* START Provided records *

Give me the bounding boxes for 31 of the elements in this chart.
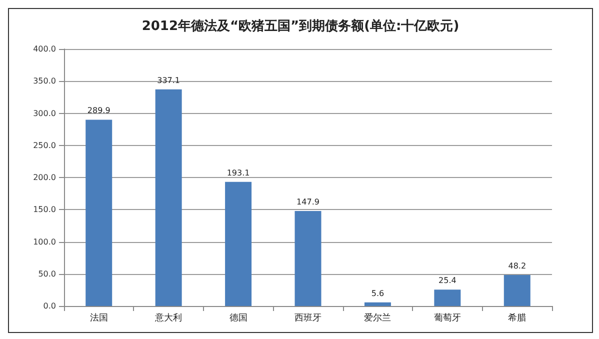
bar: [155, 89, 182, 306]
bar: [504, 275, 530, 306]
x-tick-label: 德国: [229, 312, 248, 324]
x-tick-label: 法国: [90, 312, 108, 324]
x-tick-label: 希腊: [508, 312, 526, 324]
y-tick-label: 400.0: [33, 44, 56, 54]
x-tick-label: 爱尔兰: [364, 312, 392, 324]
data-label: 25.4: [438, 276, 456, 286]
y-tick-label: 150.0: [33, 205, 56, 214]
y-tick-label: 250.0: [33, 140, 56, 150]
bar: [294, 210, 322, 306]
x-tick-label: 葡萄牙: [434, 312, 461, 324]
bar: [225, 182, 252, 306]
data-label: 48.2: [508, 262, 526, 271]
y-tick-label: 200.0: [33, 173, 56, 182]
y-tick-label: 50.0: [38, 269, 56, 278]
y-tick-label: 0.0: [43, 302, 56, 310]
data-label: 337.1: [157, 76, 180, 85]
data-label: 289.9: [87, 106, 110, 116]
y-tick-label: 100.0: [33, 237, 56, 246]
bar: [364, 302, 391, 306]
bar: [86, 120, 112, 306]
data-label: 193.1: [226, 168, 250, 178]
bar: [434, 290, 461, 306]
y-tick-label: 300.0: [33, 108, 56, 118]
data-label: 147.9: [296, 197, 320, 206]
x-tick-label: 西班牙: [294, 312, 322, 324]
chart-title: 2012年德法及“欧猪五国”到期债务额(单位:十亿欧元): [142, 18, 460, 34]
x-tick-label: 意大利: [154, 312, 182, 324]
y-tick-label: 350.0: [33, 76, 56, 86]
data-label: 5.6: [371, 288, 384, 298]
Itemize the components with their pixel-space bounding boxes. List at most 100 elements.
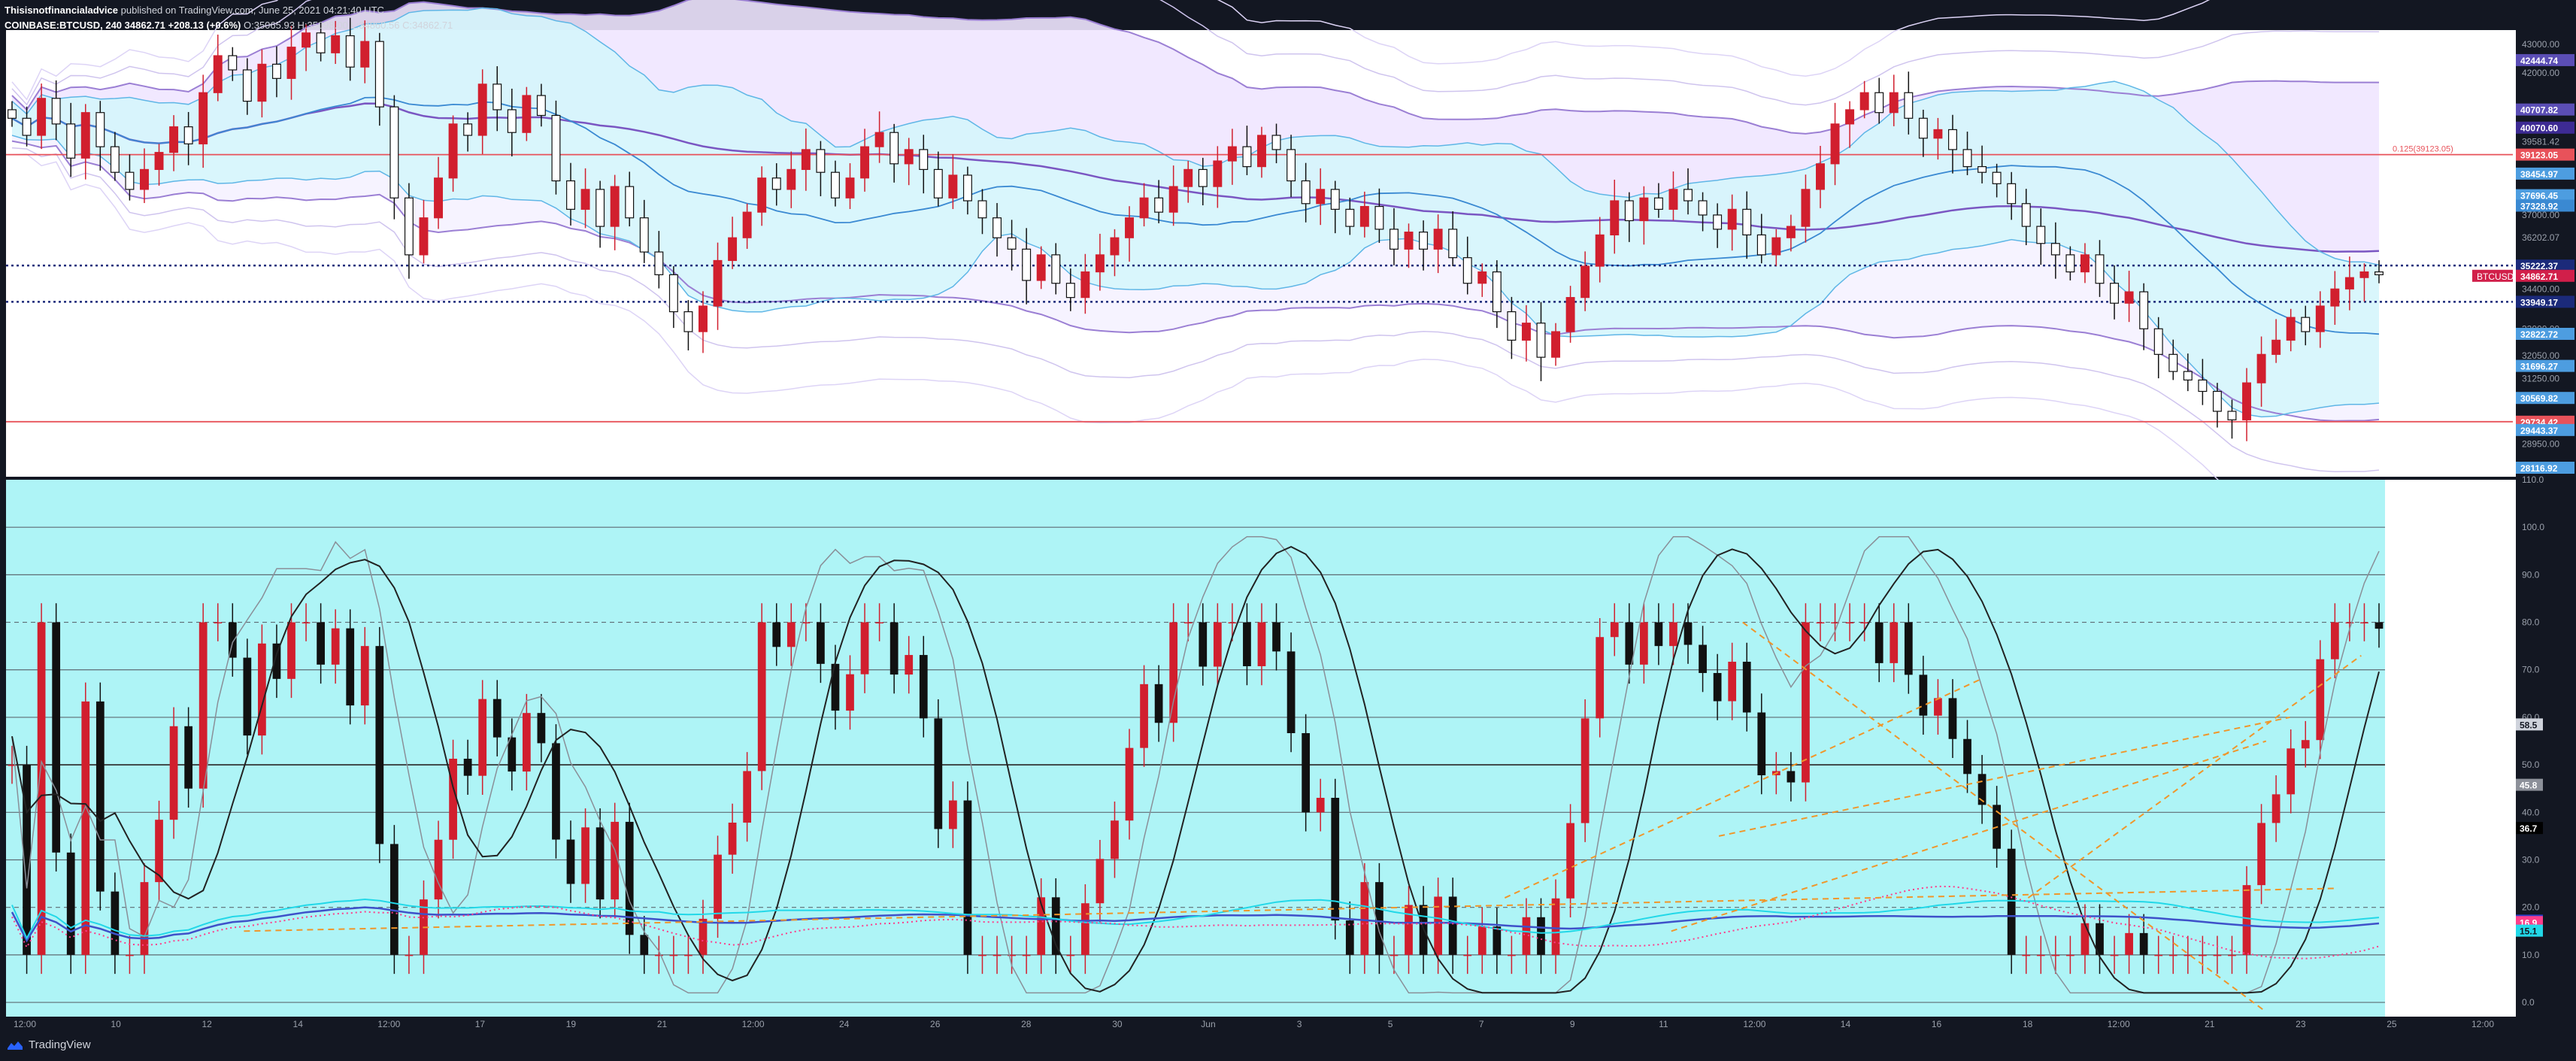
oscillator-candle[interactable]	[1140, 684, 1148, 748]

* END Provided records *

# Work instructions
Present the data as a numbered list, everything from the line containing "bar: [155, 89, 182, 306]" down to the end of the data, with both ends included. Leave out blank lines and the pictures.

# Full output
1. bar: [155, 89, 182, 306]
2. bar: [504, 275, 530, 306]
3. x-tick-label: 德国: [229, 312, 248, 324]
4. x-tick-label: 法国: [90, 312, 108, 324]
5. x-tick-label: 希腊: [508, 312, 526, 324]
6. y-tick-label: 400.0: [33, 44, 56, 54]
7. x-tick-label: 爱尔兰: [364, 312, 392, 324]
8. data-label: 25.4: [438, 276, 456, 286]
9. y-tick-label: 150.0: [33, 205, 56, 214]
10. y-tick-label: 250.0: [33, 140, 56, 150]
11. bar: [294, 210, 322, 306]
12. x-tick-label: 葡萄牙: [434, 312, 461, 324]
13. bar: [225, 182, 252, 306]
14. data-label: 48.2: [508, 262, 526, 271]
15. y-tick-label: 200.0: [33, 173, 56, 182]
16. y-tick-label: 50.0: [38, 269, 56, 278]
17. y-tick-label: 0.0: [43, 302, 56, 310]
18. data-label: 337.1: [157, 76, 180, 85]
19. data-label: 289.9: [87, 106, 110, 116]
20. y-tick-label: 100.0: [33, 237, 56, 246]
21. bar: [364, 302, 391, 306]
22. bar: [86, 120, 112, 306]
23. data-label: 193.1: [226, 168, 250, 178]
24. bar: [434, 290, 461, 306]
25. y-tick-label: 300.0: [33, 108, 56, 118]
26. data-label: 147.9: [296, 197, 320, 206]
27. x-tick-label: 西班牙: [294, 312, 322, 324]
28. chart-title: 2012年德法及“欧猪五国”到期债务额(单位:十亿欧元): [142, 18, 460, 34]
29. x-tick-label: 意大利: [154, 312, 182, 324]
30. y-tick-label: 350.0: [33, 76, 56, 86]
31. data-label: 5.6: [371, 288, 384, 298]
32. Itemize the components with their pixel-space bounding boxes. List at most 100 elements.
33. oscillator-candle[interactable]	[1140, 684, 1148, 748]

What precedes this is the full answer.